> _EXERCISE REQUIREMENTS_
Write the records out again, keeping each line exactly as it is.

Start of DATA SHOWN

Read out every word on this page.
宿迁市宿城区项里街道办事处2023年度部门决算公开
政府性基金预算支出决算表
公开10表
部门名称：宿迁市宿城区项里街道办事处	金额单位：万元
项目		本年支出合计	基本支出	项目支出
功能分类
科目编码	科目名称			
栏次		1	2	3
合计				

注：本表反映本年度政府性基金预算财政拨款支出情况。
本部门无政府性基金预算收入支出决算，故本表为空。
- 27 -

End of DATA SHOWN

> _WRITTEN SOLUTION_
Read out every word on this page.
宿迁市宿城区项里街道办事处2023年度部门决算公开
政府性基金预算支出决算表
公开10表
部门名称：宿迁市宿城区项里街道办事处	金额单位：万元
项目		本年支出合计	基本支出	项目支出
功能分类
科目编码	科目名称			
栏次		1	2	3
合计				

注：本表反映本年度政府性基金预算财政拨款支出情况。
本部门无政府性基金预算收入支出决算，故本表为空。
- 27 -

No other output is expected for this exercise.